RECORDS FOR THIS EXERCISE:

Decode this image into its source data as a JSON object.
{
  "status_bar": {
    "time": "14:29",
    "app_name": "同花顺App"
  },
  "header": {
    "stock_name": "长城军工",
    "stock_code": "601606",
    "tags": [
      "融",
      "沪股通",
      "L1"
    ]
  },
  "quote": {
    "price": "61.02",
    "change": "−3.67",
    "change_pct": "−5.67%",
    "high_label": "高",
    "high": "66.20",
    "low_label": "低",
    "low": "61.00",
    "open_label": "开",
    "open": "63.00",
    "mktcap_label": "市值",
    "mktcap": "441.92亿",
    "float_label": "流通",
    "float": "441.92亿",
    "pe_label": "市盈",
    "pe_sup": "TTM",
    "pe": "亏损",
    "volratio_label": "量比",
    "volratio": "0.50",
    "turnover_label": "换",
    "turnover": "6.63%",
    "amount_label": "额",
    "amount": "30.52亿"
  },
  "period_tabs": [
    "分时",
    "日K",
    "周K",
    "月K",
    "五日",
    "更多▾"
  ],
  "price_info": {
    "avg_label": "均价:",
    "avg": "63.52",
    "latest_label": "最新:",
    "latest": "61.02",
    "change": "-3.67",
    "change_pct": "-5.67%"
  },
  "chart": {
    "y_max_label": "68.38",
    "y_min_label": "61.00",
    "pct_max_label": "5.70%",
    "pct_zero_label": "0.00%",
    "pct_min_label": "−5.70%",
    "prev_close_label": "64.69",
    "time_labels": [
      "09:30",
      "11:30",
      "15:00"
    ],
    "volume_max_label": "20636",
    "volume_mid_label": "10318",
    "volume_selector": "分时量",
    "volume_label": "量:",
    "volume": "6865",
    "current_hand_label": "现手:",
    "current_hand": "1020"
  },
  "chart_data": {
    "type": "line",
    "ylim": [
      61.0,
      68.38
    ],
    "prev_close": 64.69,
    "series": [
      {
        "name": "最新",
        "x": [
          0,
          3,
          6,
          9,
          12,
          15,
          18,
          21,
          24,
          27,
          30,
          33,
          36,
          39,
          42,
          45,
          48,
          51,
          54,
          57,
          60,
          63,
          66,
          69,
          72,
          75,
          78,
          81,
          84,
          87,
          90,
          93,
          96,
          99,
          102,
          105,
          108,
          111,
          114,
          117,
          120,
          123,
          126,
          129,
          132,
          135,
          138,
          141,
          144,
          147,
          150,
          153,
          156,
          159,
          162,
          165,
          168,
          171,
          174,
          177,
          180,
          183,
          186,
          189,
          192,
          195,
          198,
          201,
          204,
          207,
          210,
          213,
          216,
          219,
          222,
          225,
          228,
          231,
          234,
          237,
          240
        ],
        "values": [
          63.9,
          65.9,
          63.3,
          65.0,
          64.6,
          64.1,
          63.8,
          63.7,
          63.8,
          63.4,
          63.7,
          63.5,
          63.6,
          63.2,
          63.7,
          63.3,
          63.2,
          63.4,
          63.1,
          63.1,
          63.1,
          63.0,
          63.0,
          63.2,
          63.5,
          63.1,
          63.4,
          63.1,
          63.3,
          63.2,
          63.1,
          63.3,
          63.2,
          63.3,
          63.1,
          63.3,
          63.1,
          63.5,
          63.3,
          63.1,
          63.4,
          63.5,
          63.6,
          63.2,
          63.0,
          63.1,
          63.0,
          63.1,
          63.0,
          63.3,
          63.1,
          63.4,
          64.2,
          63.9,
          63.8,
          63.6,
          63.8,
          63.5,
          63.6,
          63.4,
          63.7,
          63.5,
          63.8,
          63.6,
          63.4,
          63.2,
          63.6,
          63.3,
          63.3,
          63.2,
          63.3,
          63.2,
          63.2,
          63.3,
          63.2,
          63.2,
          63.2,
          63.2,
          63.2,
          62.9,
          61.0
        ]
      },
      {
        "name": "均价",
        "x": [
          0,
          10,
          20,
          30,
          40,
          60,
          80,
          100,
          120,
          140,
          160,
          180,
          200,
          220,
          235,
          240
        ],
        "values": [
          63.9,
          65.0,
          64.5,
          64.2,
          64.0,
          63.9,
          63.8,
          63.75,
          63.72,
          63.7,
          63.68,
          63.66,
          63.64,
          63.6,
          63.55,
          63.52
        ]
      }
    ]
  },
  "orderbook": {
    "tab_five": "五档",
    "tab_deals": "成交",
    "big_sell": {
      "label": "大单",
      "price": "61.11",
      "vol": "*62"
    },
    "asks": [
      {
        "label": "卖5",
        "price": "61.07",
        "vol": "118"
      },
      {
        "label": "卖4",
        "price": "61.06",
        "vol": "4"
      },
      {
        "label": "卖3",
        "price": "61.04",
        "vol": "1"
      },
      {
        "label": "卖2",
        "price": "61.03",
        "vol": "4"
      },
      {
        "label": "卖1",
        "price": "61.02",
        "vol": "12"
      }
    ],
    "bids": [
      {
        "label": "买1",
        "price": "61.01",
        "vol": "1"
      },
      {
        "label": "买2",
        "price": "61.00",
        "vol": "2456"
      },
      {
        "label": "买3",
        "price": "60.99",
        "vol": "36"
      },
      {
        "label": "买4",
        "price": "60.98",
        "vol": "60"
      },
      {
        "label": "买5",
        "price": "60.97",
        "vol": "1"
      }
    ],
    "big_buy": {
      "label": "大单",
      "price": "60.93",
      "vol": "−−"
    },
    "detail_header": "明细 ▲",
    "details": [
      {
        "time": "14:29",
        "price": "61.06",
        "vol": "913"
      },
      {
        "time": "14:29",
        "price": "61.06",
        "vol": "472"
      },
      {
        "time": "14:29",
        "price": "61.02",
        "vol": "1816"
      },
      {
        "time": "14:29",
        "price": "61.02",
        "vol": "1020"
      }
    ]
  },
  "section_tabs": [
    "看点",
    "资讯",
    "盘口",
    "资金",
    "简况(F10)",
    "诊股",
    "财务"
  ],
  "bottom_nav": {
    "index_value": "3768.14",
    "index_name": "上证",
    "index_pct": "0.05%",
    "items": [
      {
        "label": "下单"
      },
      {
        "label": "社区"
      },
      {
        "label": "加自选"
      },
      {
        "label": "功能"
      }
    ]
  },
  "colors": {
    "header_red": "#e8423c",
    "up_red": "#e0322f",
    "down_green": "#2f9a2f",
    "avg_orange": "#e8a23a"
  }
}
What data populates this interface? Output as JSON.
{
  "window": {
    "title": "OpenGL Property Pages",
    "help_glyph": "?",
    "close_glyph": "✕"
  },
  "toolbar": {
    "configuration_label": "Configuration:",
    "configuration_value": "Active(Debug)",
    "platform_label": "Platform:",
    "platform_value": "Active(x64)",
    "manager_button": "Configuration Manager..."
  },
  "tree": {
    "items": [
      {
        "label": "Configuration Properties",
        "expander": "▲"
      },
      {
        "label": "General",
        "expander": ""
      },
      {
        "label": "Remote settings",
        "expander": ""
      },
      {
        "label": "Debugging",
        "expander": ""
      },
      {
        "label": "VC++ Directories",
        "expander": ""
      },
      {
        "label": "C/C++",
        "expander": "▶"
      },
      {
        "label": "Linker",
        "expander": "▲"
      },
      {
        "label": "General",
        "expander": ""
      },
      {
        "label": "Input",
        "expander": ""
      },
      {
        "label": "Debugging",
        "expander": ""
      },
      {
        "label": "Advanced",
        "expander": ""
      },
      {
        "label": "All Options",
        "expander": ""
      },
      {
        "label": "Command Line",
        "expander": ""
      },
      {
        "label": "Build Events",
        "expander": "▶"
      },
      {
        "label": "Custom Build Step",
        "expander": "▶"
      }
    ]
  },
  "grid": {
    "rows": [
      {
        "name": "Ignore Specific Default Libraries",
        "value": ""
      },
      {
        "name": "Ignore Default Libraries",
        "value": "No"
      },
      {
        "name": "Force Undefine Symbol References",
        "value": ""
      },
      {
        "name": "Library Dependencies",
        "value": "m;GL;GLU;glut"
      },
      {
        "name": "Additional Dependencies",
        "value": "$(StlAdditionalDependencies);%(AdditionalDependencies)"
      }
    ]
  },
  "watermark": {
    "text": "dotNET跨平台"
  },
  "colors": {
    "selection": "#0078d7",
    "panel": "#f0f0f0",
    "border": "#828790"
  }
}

WHAT YOU ARE ASKED TO DO: Copy out each line in the listing that has the word "Active".

FINISHED EXERCISE:
    "configuration_value": "Active(Debug)",
    "platform_value": "Active(x64)",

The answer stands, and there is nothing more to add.